→ **Exercise description**
Copy each line of the records that holds the string "value".

====

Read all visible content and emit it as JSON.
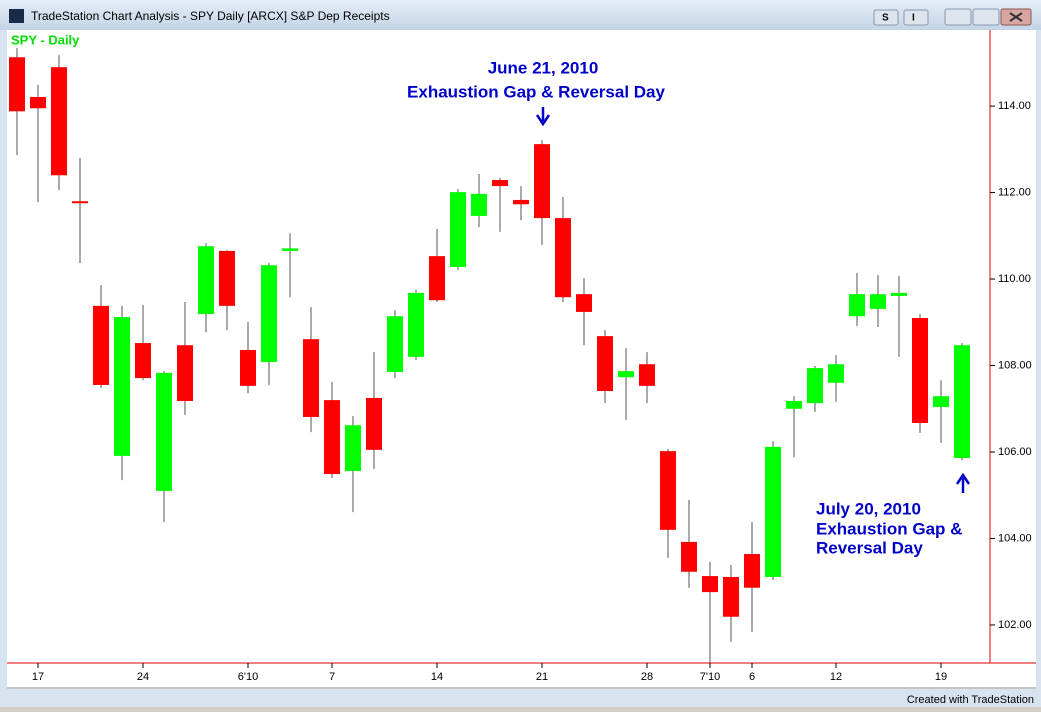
{
  "window_title": "TradeStation Chart Analysis - SPY Daily [ARCX] S&P Dep Receipts",
  "toolbar": {
    "button_1": "S",
    "button_2": "I"
  },
  "footer": "Created with TradeStation",
  "chart_data": {
    "type": "candlestick",
    "title": "SPY - Daily",
    "annotations": [
      [
        "June 21, 2010",
        "Exhaustion Gap & Reversal Day"
      ],
      [
        "July 20, 2010",
        "Exhaustion Gap &",
        "Reversal Day"
      ]
    ],
    "categories": [
      null,
      "17",
      null,
      null,
      null,
      null,
      "24",
      null,
      null,
      null,
      null,
      "6'10",
      null,
      null,
      null,
      "7",
      null,
      null,
      null,
      null,
      "14",
      null,
      null,
      null,
      null,
      "21",
      null,
      null,
      null,
      null,
      "28",
      null,
      null,
      "7'10",
      null,
      "6",
      null,
      null,
      null,
      "12",
      null,
      null,
      null,
      null,
      "19",
      null
    ],
    "open": [
      115.13,
      114.21,
      114.9,
      111.8,
      109.38,
      105.91,
      108.52,
      105.1,
      108.47,
      109.19,
      110.65,
      108.36,
      108.08,
      110.65,
      108.61,
      107.2,
      105.56,
      107.25,
      107.85,
      108.2,
      110.53,
      110.28,
      111.46,
      112.29,
      111.83,
      113.12,
      111.41,
      109.65,
      108.68,
      107.73,
      108.03,
      106.02,
      103.92,
      103.13,
      103.11,
      103.64,
      103.11,
      107.0,
      107.13,
      107.6,
      109.14,
      109.31,
      109.61,
      109.1,
      107.04,
      105.86
    ],
    "high": [
      115.34,
      114.49,
      115.18,
      112.8,
      109.86,
      109.38,
      109.4,
      107.87,
      109.47,
      110.83,
      110.67,
      109.01,
      110.37,
      111.06,
      109.35,
      107.62,
      106.83,
      108.31,
      109.28,
      109.75,
      111.16,
      112.08,
      112.43,
      112.34,
      112.15,
      113.21,
      111.9,
      110.02,
      108.82,
      108.4,
      108.31,
      106.07,
      104.89,
      103.46,
      103.39,
      104.38,
      106.25,
      107.29,
      107.99,
      108.24,
      110.14,
      110.09,
      110.07,
      109.19,
      107.66,
      108.52
    ],
    "low": [
      112.87,
      111.78,
      112.06,
      110.37,
      107.48,
      105.35,
      107.66,
      104.38,
      106.86,
      108.77,
      108.82,
      107.36,
      107.55,
      109.58,
      106.46,
      105.4,
      104.61,
      105.61,
      107.71,
      108.13,
      109.47,
      110.21,
      111.2,
      111.09,
      111.36,
      110.79,
      109.47,
      108.47,
      107.13,
      106.74,
      107.13,
      103.55,
      102.86,
      101.12,
      101.61,
      101.84,
      103.04,
      105.88,
      106.93,
      107.16,
      108.91,
      108.89,
      108.2,
      106.44,
      106.21,
      105.81
    ],
    "close": [
      113.88,
      113.95,
      112.4,
      111.76,
      107.55,
      109.12,
      107.71,
      107.83,
      107.18,
      110.76,
      109.38,
      107.53,
      110.32,
      110.71,
      106.81,
      105.49,
      106.62,
      106.05,
      109.14,
      109.68,
      109.51,
      112.01,
      111.97,
      112.15,
      111.73,
      111.41,
      109.58,
      109.24,
      107.41,
      107.87,
      107.53,
      104.2,
      103.23,
      102.76,
      102.19,
      102.86,
      106.12,
      107.18,
      107.94,
      108.03,
      109.65,
      109.65,
      109.68,
      106.67,
      107.29,
      108.47
    ],
    "up_color": "#00ff00",
    "down_color": "#ff0000",
    "ylim": [
      101.12,
      115.76
    ],
    "yticks": [
      {
        "value": 102,
        "label": "102.00"
      },
      {
        "value": 104,
        "label": "104.00"
      },
      {
        "value": 106,
        "label": "106.00"
      },
      {
        "value": 108,
        "label": "108.00"
      },
      {
        "value": 110,
        "label": "110.00"
      },
      {
        "value": 112,
        "label": "112.00"
      },
      {
        "value": 114,
        "label": "114.00"
      }
    ]
  }
}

====

→ **Complete response**
        "value": 102,
        "value": 104,
        "value": 106,
        "value": 108,
        "value": 110,
        "value": 112,
        "value": 114,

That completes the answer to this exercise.